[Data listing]
————

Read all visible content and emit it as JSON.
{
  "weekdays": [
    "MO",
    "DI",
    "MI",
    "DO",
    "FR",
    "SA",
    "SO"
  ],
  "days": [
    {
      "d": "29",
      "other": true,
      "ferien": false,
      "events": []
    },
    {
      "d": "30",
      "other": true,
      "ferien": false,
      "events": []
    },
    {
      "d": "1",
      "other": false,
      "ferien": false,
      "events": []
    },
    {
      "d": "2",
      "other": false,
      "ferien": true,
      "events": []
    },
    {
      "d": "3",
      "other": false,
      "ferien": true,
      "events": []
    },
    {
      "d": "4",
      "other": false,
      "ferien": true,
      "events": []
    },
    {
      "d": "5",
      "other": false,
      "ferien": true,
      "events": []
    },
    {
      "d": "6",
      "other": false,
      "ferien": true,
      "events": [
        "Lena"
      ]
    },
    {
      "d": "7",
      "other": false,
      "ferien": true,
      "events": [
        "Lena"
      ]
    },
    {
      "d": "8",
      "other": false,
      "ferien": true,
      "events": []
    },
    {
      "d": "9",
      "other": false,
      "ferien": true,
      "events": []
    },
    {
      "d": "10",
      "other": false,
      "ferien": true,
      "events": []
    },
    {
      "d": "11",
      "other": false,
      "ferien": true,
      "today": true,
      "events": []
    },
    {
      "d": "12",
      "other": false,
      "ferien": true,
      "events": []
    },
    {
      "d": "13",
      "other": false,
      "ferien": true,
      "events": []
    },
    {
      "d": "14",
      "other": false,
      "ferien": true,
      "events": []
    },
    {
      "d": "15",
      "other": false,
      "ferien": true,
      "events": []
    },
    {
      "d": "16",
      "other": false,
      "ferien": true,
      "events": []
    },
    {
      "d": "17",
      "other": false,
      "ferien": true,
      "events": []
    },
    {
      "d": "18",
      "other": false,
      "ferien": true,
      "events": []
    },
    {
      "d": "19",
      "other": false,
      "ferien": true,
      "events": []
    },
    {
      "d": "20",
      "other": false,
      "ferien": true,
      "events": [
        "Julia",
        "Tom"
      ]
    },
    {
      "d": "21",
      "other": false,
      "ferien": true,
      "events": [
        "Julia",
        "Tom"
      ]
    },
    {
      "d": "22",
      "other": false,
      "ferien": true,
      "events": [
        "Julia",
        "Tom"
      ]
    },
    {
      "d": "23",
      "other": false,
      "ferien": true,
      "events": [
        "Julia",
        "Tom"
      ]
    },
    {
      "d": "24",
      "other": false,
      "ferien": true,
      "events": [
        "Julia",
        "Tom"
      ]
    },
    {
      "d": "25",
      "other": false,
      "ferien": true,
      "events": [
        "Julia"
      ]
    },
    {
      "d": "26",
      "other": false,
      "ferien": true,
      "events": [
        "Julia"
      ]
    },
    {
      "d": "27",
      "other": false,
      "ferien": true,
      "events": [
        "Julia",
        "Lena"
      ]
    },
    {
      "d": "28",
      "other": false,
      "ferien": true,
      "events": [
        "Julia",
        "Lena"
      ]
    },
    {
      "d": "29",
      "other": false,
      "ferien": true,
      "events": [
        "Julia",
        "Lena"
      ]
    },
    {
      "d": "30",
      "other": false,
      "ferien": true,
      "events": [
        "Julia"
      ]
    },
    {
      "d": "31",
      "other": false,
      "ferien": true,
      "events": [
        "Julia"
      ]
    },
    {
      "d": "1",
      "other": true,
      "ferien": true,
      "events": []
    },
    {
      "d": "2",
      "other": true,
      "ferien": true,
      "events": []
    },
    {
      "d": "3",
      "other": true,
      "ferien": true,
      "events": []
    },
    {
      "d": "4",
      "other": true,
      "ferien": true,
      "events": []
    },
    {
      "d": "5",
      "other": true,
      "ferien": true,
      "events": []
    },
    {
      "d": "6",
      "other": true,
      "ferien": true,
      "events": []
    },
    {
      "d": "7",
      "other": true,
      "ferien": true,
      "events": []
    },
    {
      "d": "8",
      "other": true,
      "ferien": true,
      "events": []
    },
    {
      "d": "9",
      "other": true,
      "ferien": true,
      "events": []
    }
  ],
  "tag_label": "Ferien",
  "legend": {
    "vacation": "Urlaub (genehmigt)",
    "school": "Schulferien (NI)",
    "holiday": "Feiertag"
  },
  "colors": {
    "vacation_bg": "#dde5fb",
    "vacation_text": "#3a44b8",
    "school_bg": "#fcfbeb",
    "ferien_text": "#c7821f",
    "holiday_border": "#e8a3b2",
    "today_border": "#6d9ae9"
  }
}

————

Exercise details - Can you restate every record above word for word?

Output of the task -
Read all visible content and emit it as JSON.
{
  "weekdays": [
    "MO",
    "DI",
    "MI",
    "DO",
    "FR",
    "SA",
    "SO"
  ],
  "days": [
    {
      "d": "29",
      "other": true,
      "ferien": false,
      "events": []
    },
    {
      "d": "30",
      "other": true,
      "ferien": false,
      "events": []
    },
    {
      "d": "1",
      "other": false,
      "ferien": false,
      "events": []
    },
    {
      "d": "2",
      "other": false,
      "ferien": true,
      "events": []
    },
    {
      "d": "3",
      "other": false,
      "ferien": true,
      "events": []
    },
    {
      "d": "4",
      "other": false,
      "ferien": true,
      "events": []
    },
    {
      "d": "5",
      "other": false,
      "ferien": true,
      "events": []
    },
    {
      "d": "6",
      "other": false,
      "ferien": true,
      "events": [
        "Lena"
      ]
    },
    {
      "d": "7",
      "other": false,
      "ferien": true,
      "events": [
        "Lena"
      ]
    },
    {
      "d": "8",
      "other": false,
      "ferien": true,
      "events": []
    },
    {
      "d": "9",
      "other": false,
      "ferien": true,
      "events": []
    },
    {
      "d": "10",
      "other": false,
      "ferien": true,
      "events": []
    },
    {
      "d": "11",
      "other": false,
      "ferien": true,
      "today": true,
      "events": []
    },
    {
      "d": "12",
      "other": false,
      "ferien": true,
      "events": []
    },
    {
      "d": "13",
      "other": false,
      "ferien": true,
      "events": []
    },
    {
      "d": "14",
      "other": false,
      "ferien": true,
      "events": []
    },
    {
      "d": "15",
      "other": false,
      "ferien": true,
      "events": []
    },
    {
      "d": "16",
      "other": false,
      "ferien": true,
      "events": []
    },
    {
      "d": "17",
      "other": false,
      "ferien": true,
      "events": []
    },
    {
      "d": "18",
      "other": false,
      "ferien": true,
      "events": []
    },
    {
      "d": "19",
      "other": false,
      "ferien": true,
      "events": []
    },
    {
      "d": "20",
      "other": false,
      "ferien": true,
      "events": [
        "Julia",
        "Tom"
      ]
    },
    {
      "d": "21",
      "other": false,
      "ferien": true,
      "events": [
        "Julia",
        "Tom"
      ]
    },
    {
      "d": "22",
      "other": false,
      "ferien": true,
      "events": [
        "Julia",
        "Tom"
      ]
    },
    {
      "d": "23",
      "other": false,
      "ferien": true,
      "events": [
        "Julia",
        "Tom"
      ]
    },
    {
      "d": "24",
      "other": false,
      "ferien": true,
      "events": [
        "Julia",
        "Tom"
      ]
    },
    {
      "d": "25",
      "other": false,
      "ferien": true,
      "events": [
        "Julia"
      ]
    },
    {
      "d": "26",
      "other": false,
      "ferien": true,
      "events": [
        "Julia"
      ]
    },
    {
      "d": "27",
      "other": false,
      "ferien": true,
      "events": [
        "Julia",
        "Lena"
      ]
    },
    {
      "d": "28",
      "other": false,
      "ferien": true,
      "events": [
        "Julia",
        "Lena"
      ]
    },
    {
      "d": "29",
      "other": false,
      "ferien": true,
      "events": [
        "Julia",
        "Lena"
      ]
    },
    {
      "d": "30",
      "other": false,
      "ferien": true,
      "events": [
        "Julia"
      ]
    },
    {
      "d": "31",
      "other": false,
      "ferien": true,
      "events": [
        "Julia"
      ]
    },
    {
      "d": "1",
      "other": true,
      "ferien": true,
      "events": []
    },
    {
      "d": "2",
      "other": true,
      "ferien": true,
      "events": []
    },
    {
      "d": "3",
      "other": true,
      "ferien": true,
      "events": []
    },
    {
      "d": "4",
      "other": true,
      "ferien": true,
      "events": []
    },
    {
      "d": "5",
      "other": true,
      "ferien": true,
      "events": []
    },
    {
      "d": "6",
      "other": true,
      "ferien": true,
      "events": []
    },
    {
      "d": "7",
      "other": true,
      "ferien": true,
      "events": []
    },
    {
      "d": "8",
      "other": true,
      "ferien": true,
      "events": []
    },
    {
      "d": "9",
      "other": true,
      "ferien": true,
      "events": []
    }
  ],
  "tag_label": "Ferien",
  "legend": {
    "vacation": "Urlaub (genehmigt)",
    "school": "Schulferien (NI)",
    "holiday": "Feiertag"
  },
  "colors": {
    "vacation_bg": "#dde5fb",
    "vacation_text": "#3a44b8",
    "school_bg": "#fcfbeb",
    "ferien_text": "#c7821f",
    "holiday_border": "#e8a3b2",
    "today_border": "#6d9ae9"
  }
}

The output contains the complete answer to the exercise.